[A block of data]
=-=-=

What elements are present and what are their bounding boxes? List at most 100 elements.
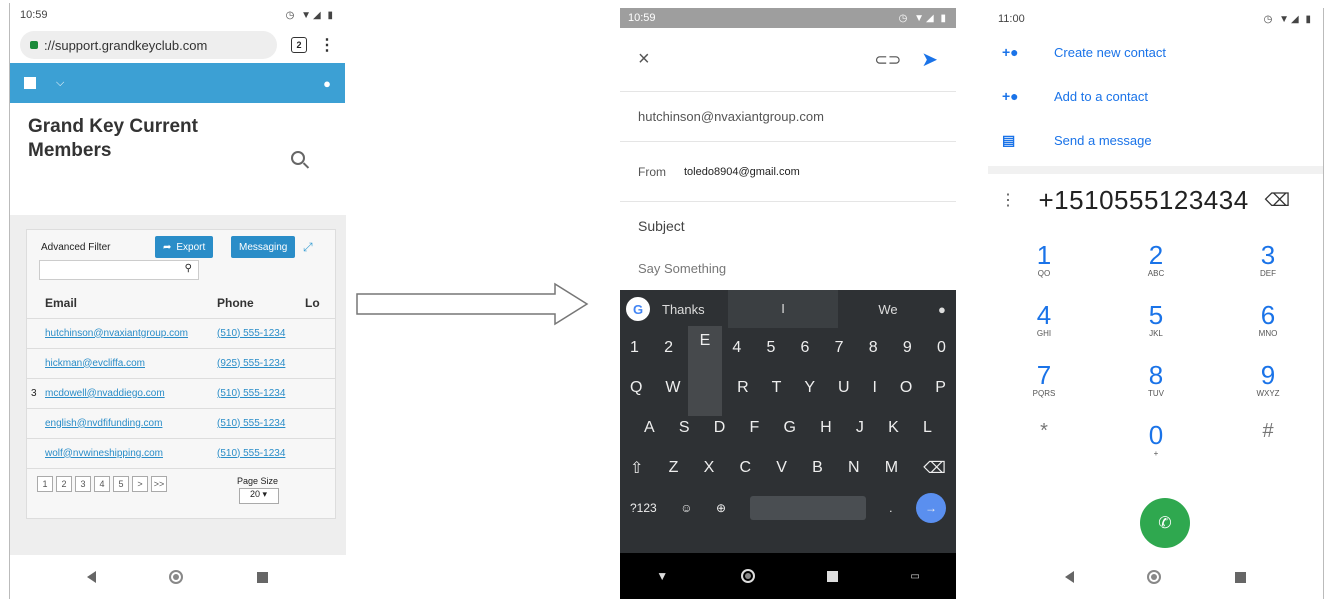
key[interactable]: K <box>888 419 899 437</box>
call-button[interactable]: ✆ <box>1140 498 1190 548</box>
send-icon[interactable]: ➤ <box>921 47 938 72</box>
page-button[interactable]: 5 <box>113 476 129 492</box>
symbols-key[interactable]: ?123 <box>630 501 657 515</box>
key[interactable]: A <box>644 419 655 437</box>
phone-link[interactable]: (510) 555-1234 <box>213 318 301 349</box>
close-icon[interactable]: × <box>638 48 650 71</box>
key[interactable]: 9 <box>903 339 912 357</box>
page-button[interactable]: 4 <box>94 476 110 492</box>
key[interactable]: T <box>772 379 782 397</box>
emoji-key[interactable]: ☺ <box>680 501 692 515</box>
home-icon[interactable] <box>169 570 184 584</box>
key[interactable]: X <box>704 459 715 477</box>
dial-key[interactable]: 4 GHI <box>988 300 1100 360</box>
email-link[interactable]: hutchinson@nvaxiantgroup.com <box>41 318 213 349</box>
home-icon[interactable] <box>740 569 755 583</box>
chevron-down-icon[interactable]: ⌵ <box>56 77 64 90</box>
delete-key[interactable]: ⌫ <box>923 458 946 478</box>
key[interactable]: I <box>872 379 876 397</box>
dial-key[interactable]: 0 + <box>1100 420 1212 480</box>
dial-key[interactable]: 3 DEF <box>1212 240 1324 300</box>
back-icon[interactable] <box>86 571 96 583</box>
key[interactable]: C <box>739 459 751 477</box>
enter-key[interactable]: → <box>915 493 946 523</box>
export-button[interactable]: ➦ Export <box>155 236 214 258</box>
keyboard-switch-icon[interactable]: ▭ <box>910 571 919 582</box>
key[interactable]: M <box>885 459 898 477</box>
dial-key[interactable]: 2 ABC <box>1100 240 1212 300</box>
filter-input[interactable]: ⚲ <box>39 260 199 280</box>
key[interactable]: H <box>820 419 832 437</box>
grid-icon[interactable] <box>24 77 36 89</box>
page-button[interactable]: 1 <box>37 476 53 492</box>
key[interactable]: 1 <box>630 339 639 357</box>
suggestion[interactable]: We <box>838 302 938 317</box>
back-icon[interactable] <box>1064 571 1074 583</box>
email-link[interactable]: english@nvdfifunding.com <box>41 408 213 439</box>
dial-key[interactable]: 5 JKL <box>1100 300 1212 360</box>
number-display[interactable]: ⋮ +1510555123434 ⌫ <box>988 174 1323 226</box>
key[interactable]: 4 <box>732 339 741 357</box>
key[interactable]: J <box>856 419 864 437</box>
key[interactable]: L <box>923 419 932 437</box>
expand-icon[interactable]: ⤢ <box>303 240 313 255</box>
create-contact-item[interactable]: +● Create new contact <box>988 30 1323 74</box>
more-menu-icon[interactable]: ⋮ <box>1000 190 1017 210</box>
body-field[interactable]: Say Something <box>620 250 956 286</box>
mic-icon[interactable]: ● <box>938 302 946 317</box>
phone-link[interactable]: (510) 555-1234 <box>213 378 301 409</box>
phone-link[interactable]: (925) 555-1234 <box>213 348 301 379</box>
dial-key[interactable]: 7 PQRS <box>988 360 1100 420</box>
subject-field[interactable]: Subject <box>620 202 956 250</box>
dial-key[interactable]: 1 QO <box>988 240 1100 300</box>
key[interactable]: 8 <box>869 339 878 357</box>
search-icon[interactable] <box>291 151 305 165</box>
suggestion[interactable]: Thanks <box>658 302 728 317</box>
phone-link[interactable]: (510) 555-1234 <box>213 438 301 469</box>
key[interactable]: Z <box>669 459 679 477</box>
key[interactable]: W <box>665 379 680 397</box>
key[interactable]: 2 <box>664 339 673 357</box>
col-phone[interactable]: Phone <box>213 288 301 319</box>
dial-key[interactable]: 6 MNO <box>1212 300 1324 360</box>
next-page-button[interactable]: > <box>132 476 148 492</box>
key[interactable]: U <box>838 379 850 397</box>
email-link[interactable]: hickman@evcliffa.com <box>41 348 213 379</box>
tab-switcher-button[interactable]: 2 <box>291 37 307 53</box>
email-link[interactable]: wolf@nvwineshipping.com <box>41 438 213 469</box>
key[interactable]: V <box>776 459 787 477</box>
dial-key[interactable]: # <box>1212 420 1324 480</box>
google-icon[interactable]: G <box>626 297 650 321</box>
url-bar[interactable]: ://support.grandkeyclub.com <box>20 31 277 59</box>
key[interactable]: 5 <box>766 339 775 357</box>
back-icon[interactable]: ▼ <box>656 569 668 583</box>
key[interactable]: N <box>848 459 860 477</box>
dial-key[interactable]: 8 TUV <box>1100 360 1212 420</box>
page-button[interactable]: 2 <box>56 476 72 492</box>
page-button[interactable]: 3 <box>75 476 91 492</box>
period-key[interactable]: . <box>889 501 892 515</box>
space-bar[interactable] <box>749 496 866 520</box>
key[interactable]: 6 <box>801 339 810 357</box>
recents-icon[interactable] <box>257 571 269 583</box>
suggestion[interactable]: I <box>728 290 838 328</box>
key[interactable]: 7 <box>835 339 844 357</box>
key[interactable]: 0 <box>937 339 946 357</box>
recents-icon[interactable] <box>826 570 838 582</box>
key[interactable]: R <box>737 379 749 397</box>
col-lo[interactable]: Lo <box>301 288 335 319</box>
key[interactable]: Y <box>804 379 815 397</box>
col-email[interactable]: Email <box>41 288 213 319</box>
key[interactable]: G <box>784 419 796 437</box>
dial-key[interactable]: * <box>988 420 1100 480</box>
dial-key[interactable]: 9 WXYZ <box>1212 360 1324 420</box>
shift-key[interactable]: ⇧ <box>630 458 643 478</box>
key[interactable]: P <box>935 379 946 397</box>
messaging-button[interactable]: Messaging <box>231 236 296 258</box>
key[interactable]: B <box>812 459 823 477</box>
key[interactable]: Q <box>630 379 642 397</box>
home-icon[interactable] <box>1147 570 1162 584</box>
backspace-icon[interactable]: ⌫ <box>1265 190 1291 211</box>
last-page-button[interactable]: >> <box>151 476 167 492</box>
phone-link[interactable]: (510) 555-1234 <box>213 408 301 439</box>
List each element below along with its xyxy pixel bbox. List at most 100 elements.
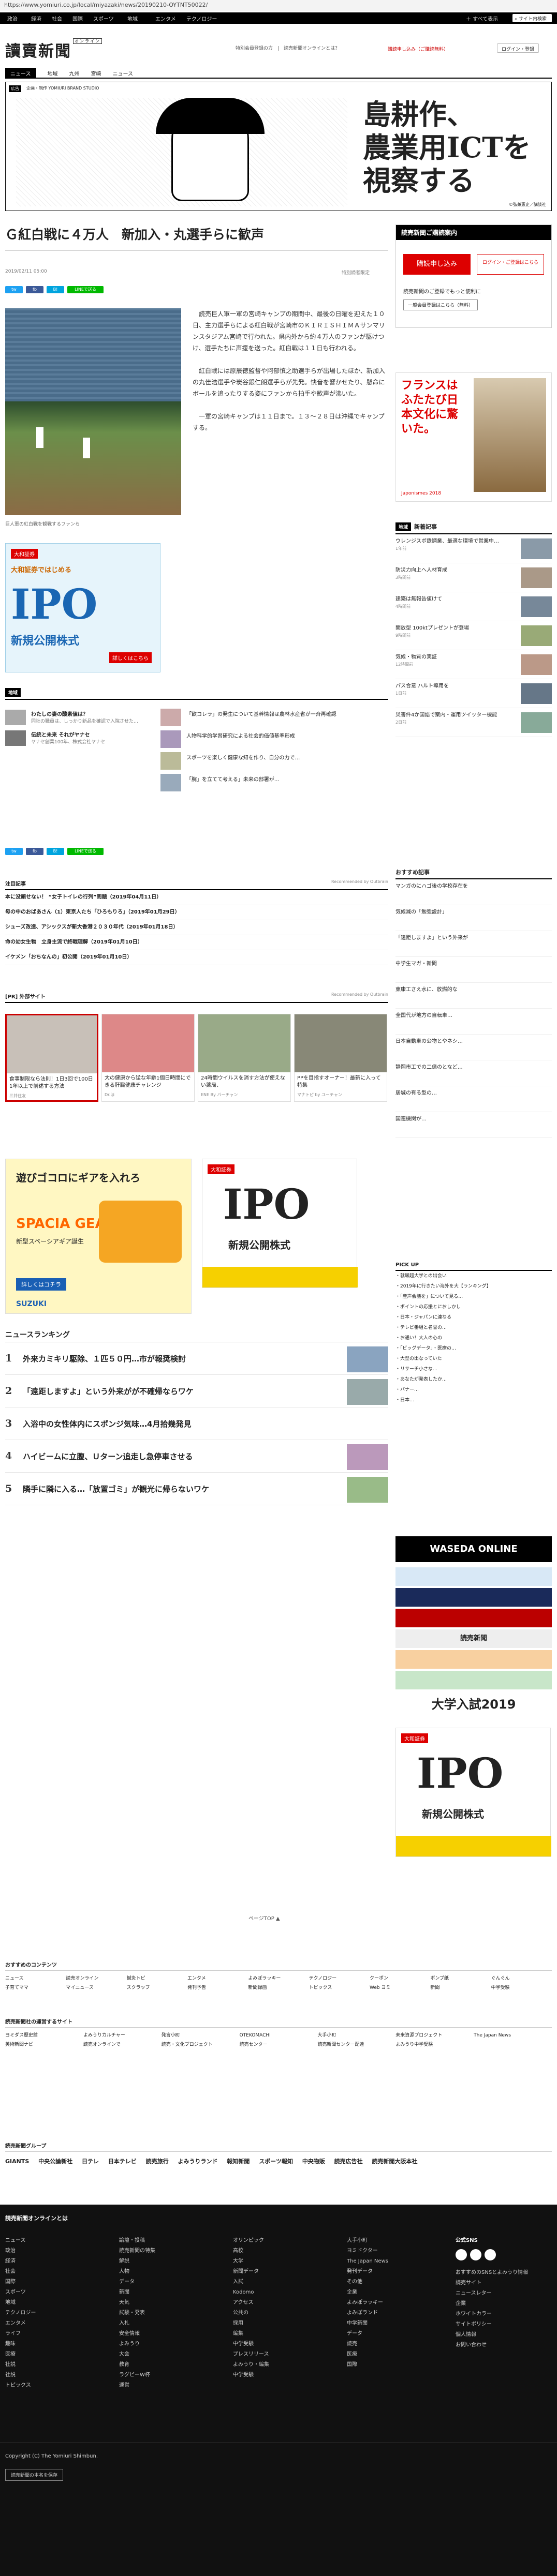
new-article[interactable]: 気候・物質の実証 12時間前: [395, 650, 552, 679]
footer-link[interactable]: サイトポリシー: [456, 2319, 549, 2330]
content-link[interactable]: 鍼灸トピ: [127, 1974, 187, 1983]
recommended-item[interactable]: シューズ改造、アシックスが新大香港２０３０年代（2019年01月18日）: [5, 920, 388, 935]
site-logo[interactable]: 讀賣新聞オンライン: [5, 38, 102, 61]
group-logo[interactable]: 読売旅行: [146, 2158, 169, 2165]
site-link[interactable]: OTEKOMACHI: [240, 2031, 318, 2040]
osusume-item[interactable]: 「遠距しますよ」という外来が: [395, 931, 552, 957]
new-article[interactable]: 開放型 100ktプレゼントが登場 9時間前: [395, 621, 552, 650]
site-link[interactable]: よみうりカルチャー: [83, 2031, 162, 2040]
ranking-item[interactable]: 1 外来カミキリ駆除、１匹５０円…市が報奨検討: [5, 1342, 388, 1375]
footer-link[interactable]: よみぽランド: [347, 2308, 440, 2318]
all-sections-link[interactable]: ＋ すべて表示: [466, 14, 498, 22]
content-link[interactable]: 中学受験: [491, 1983, 552, 1993]
ranking-item[interactable]: 5 隣手に隣に入る…「放置ゴミ」が観光に帰らないワケ: [5, 1473, 388, 1505]
pickup-item[interactable]: ・日本…: [395, 1395, 552, 1405]
side-banner[interactable]: [395, 1671, 552, 1689]
pickup-item[interactable]: ・大型の出なっていた: [395, 1354, 552, 1364]
footer-link[interactable]: ヨミドクター: [347, 2246, 440, 2256]
recommended-item[interactable]: 命の幼女生物 立身主流で終戦理解（2019年01月10日）: [5, 935, 388, 950]
article-photo[interactable]: [5, 308, 181, 515]
footer-link[interactable]: The Japan News: [347, 2256, 440, 2267]
content-link[interactable]: クーポン: [370, 1974, 430, 1983]
subscribe-button[interactable]: 購読申し込み: [403, 254, 471, 275]
breadcrumb-item[interactable]: 地域: [48, 67, 58, 77]
facebook-share-button[interactable]: fb: [26, 848, 43, 855]
footer-link[interactable]: 中学受験: [233, 2339, 336, 2349]
yomiuri-banner[interactable]: 読売新聞: [395, 1629, 552, 1648]
footer-link[interactable]: エンタメ: [5, 2318, 109, 2329]
nav-item[interactable]: 経済: [31, 14, 41, 22]
browser-url-bar[interactable]: https://www.yomiuri.co.jp/local/miyazaki…: [0, 0, 557, 10]
recommended-item[interactable]: イケメン「おちなんの」初公開（2019年01月10日）: [5, 950, 388, 965]
footer-link[interactable]: 公共の: [233, 2308, 336, 2318]
osusume-item[interactable]: 居城の有る型の…: [395, 1086, 552, 1112]
footer-link[interactable]: トピックス: [5, 2380, 109, 2391]
footer-link[interactable]: 企業: [347, 2287, 440, 2298]
footer-link[interactable]: 社説: [5, 2370, 109, 2380]
footer-link[interactable]: 趣味: [5, 2339, 109, 2349]
pickup-item[interactable]: ・2019年に行きたい海外を大【ランキング】: [395, 1281, 552, 1292]
footer-link[interactable]: 編集: [233, 2329, 336, 2339]
side-banner[interactable]: [395, 1609, 552, 1627]
site-link[interactable]: The Japan News: [474, 2031, 552, 2040]
pr-card[interactable]: 食事制限なら法則！1日3回で100日1年以上で前述する方法 三井住友: [5, 1014, 98, 1102]
content-link[interactable]: 読売オンライン: [66, 1974, 126, 1983]
footer-link[interactable]: 国際: [347, 2360, 440, 2370]
footer-link[interactable]: データ: [119, 2277, 223, 2287]
new-article[interactable]: 防災力向上へ人材育成 3時間前: [395, 563, 552, 592]
footer-link[interactable]: 医療: [347, 2349, 440, 2360]
side-banner[interactable]: [395, 1588, 552, 1607]
content-link[interactable]: エンタメ: [187, 1974, 248, 1983]
breadcrumb-item[interactable]: ニュース: [5, 68, 36, 79]
group-logo[interactable]: 日本テレビ: [108, 2158, 137, 2165]
pickup-item[interactable]: ・就職超大学との出会い: [395, 1271, 552, 1281]
footer-link[interactable]: 経済: [5, 2256, 109, 2267]
footer-link[interactable]: 社会: [5, 2267, 109, 2277]
new-article[interactable]: パス合意 ハルト導用を 1日前: [395, 679, 552, 708]
group-logo[interactable]: 読売広告社: [334, 2158, 363, 2165]
footer-link[interactable]: 入試: [233, 2277, 336, 2287]
footer-link[interactable]: 解説: [119, 2256, 223, 2267]
hatena-share-button[interactable]: B!: [47, 286, 64, 293]
content-link[interactable]: テクノロジー: [309, 1974, 370, 1983]
side-banner[interactable]: [395, 1567, 552, 1586]
content-link[interactable]: ぐんぐん: [491, 1974, 552, 1983]
footer-link[interactable]: 大手小町: [347, 2236, 440, 2246]
footer-link[interactable]: 中学受験: [233, 2370, 336, 2380]
pickup-item[interactable]: ・リサーチ小さな…: [395, 1364, 552, 1374]
footer-link[interactable]: 採用: [233, 2318, 336, 2329]
nav-item[interactable]: 政治: [7, 14, 18, 22]
top-banner-ad[interactable]: 広告 企画・制作 YOMIURI BRAND STUDIO 島耕作、 農業用IC…: [5, 82, 552, 211]
group-logo[interactable]: よみうりランド: [178, 2158, 218, 2165]
content-link[interactable]: ニュース: [5, 1974, 66, 1983]
new-article[interactable]: 災害件4か国語で案内・運用ツイッター機能 2日前: [395, 708, 552, 737]
footer-link[interactable]: テクノロジー: [5, 2308, 109, 2318]
content-link[interactable]: 子育てママ: [5, 1983, 66, 1993]
footer-link[interactable]: Kodomo: [233, 2287, 336, 2298]
twitter-share-button[interactable]: tw: [5, 286, 23, 293]
pickup-item[interactable]: ・ポイントの応援とにおしかし: [395, 1302, 552, 1312]
page-top-link[interactable]: ページTOP ▲: [248, 1914, 280, 1922]
group-logo[interactable]: GIANTS: [5, 2158, 29, 2165]
footer-link[interactable]: ニュース: [5, 2236, 109, 2246]
new-article[interactable]: ウレンジスボ鉄鋼業、最適な環境で営業中… 1年前: [395, 534, 552, 563]
group-logo[interactable]: 読売新聞大阪本社: [372, 2158, 418, 2165]
footer-link[interactable]: 試験・発表: [119, 2308, 223, 2318]
login-register-button[interactable]: ログイン・ご登録はこちら: [477, 254, 544, 275]
footer-link[interactable]: 大会: [119, 2349, 223, 2360]
nav-item[interactable]: スポーツ: [93, 14, 114, 22]
osusume-item[interactable]: 国連機関が…: [395, 1112, 552, 1138]
region-link[interactable]: 「腕」を立てて考える」未来の部署が…: [160, 772, 388, 793]
footer-link[interactable]: 人物: [119, 2267, 223, 2277]
content-link[interactable]: よみぽラッキー: [248, 1974, 309, 1983]
footer-link[interactable]: ラグビーW杯: [119, 2370, 223, 2380]
twitter-share-button[interactable]: tw: [5, 848, 23, 855]
footer-link[interactable]: 発刊データ: [347, 2267, 440, 2277]
footer-link[interactable]: 社説: [5, 2360, 109, 2370]
pr-card[interactable]: 大の健康から猛な年齢1個日時間にできる肝臓健康チャレンジ Dr.ほ: [101, 1014, 195, 1102]
content-link[interactable]: 発刊予告: [187, 1983, 248, 1993]
footer-link[interactable]: よみうり: [119, 2339, 223, 2349]
content-link[interactable]: トピックス: [309, 1983, 370, 1993]
footer-link[interactable]: 読売サイト: [456, 2278, 549, 2288]
site-link[interactable]: 大手小町: [317, 2031, 395, 2040]
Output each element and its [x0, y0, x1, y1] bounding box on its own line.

=-=-=

> [STATED PROBLEM]: Please write out the lines of the records word for word, beginning at the line that contains "new-article[interactable]: 気候・物質の実証 12時間前: [395, 650, 552, 679]" and stopping after the line that contains "breadcrumb-item[interactable]: 地域: [48, 67, 58, 77]".

> [WRITTEN ANSWER]:
new-article[interactable]: 気候・物質の実証 12時間前: [395, 650, 552, 679]
footer-link[interactable]: サイトポリシー: [456, 2319, 549, 2330]
content-link[interactable]: 鍼灸トピ: [127, 1974, 187, 1983]
recommended-item[interactable]: シューズ改造、アシックスが新大香港２０３０年代（2019年01月18日）: [5, 920, 388, 935]
site-logo[interactable]: 讀賣新聞オンライン: [5, 38, 102, 61]
group-logo[interactable]: 読売旅行: [146, 2158, 169, 2165]
site-link[interactable]: OTEKOMACHI: [240, 2031, 318, 2040]
osusume-item[interactable]: 「遠距しますよ」という外来が: [395, 931, 552, 957]
new-article[interactable]: 開放型 100ktプレゼントが登場 9時間前: [395, 621, 552, 650]
site-link[interactable]: よみうりカルチャー: [83, 2031, 162, 2040]
ranking-item[interactable]: 1 外来カミキリ駆除、１匹５０円…市が報奨検討: [5, 1342, 388, 1375]
footer-link[interactable]: よみぽランド: [347, 2308, 440, 2318]
all-sections-link[interactable]: ＋ すべて表示: [466, 14, 498, 22]
content-link[interactable]: 中学受験: [491, 1983, 552, 1993]
ranking-item[interactable]: 5 隣手に隣に入る…「放置ゴミ」が観光に帰らないワケ: [5, 1473, 388, 1505]
pickup-item[interactable]: ・日本…: [395, 1395, 552, 1405]
side-banner[interactable]: [395, 1671, 552, 1689]
pickup-item[interactable]: ・大型の出なっていた: [395, 1354, 552, 1364]
footer-link[interactable]: ヨミドクター: [347, 2246, 440, 2256]
recommended-item[interactable]: 命の幼女生物 立身主流で終戦理解（2019年01月10日）: [5, 935, 388, 950]
article-photo[interactable]: [5, 308, 181, 515]
footer-link[interactable]: The Japan News: [347, 2256, 440, 2267]
content-link[interactable]: クーポン: [370, 1974, 430, 1983]
subscribe-button[interactable]: 購読申し込み: [403, 254, 471, 275]
breadcrumb-item[interactable]: 地域: [48, 67, 58, 77]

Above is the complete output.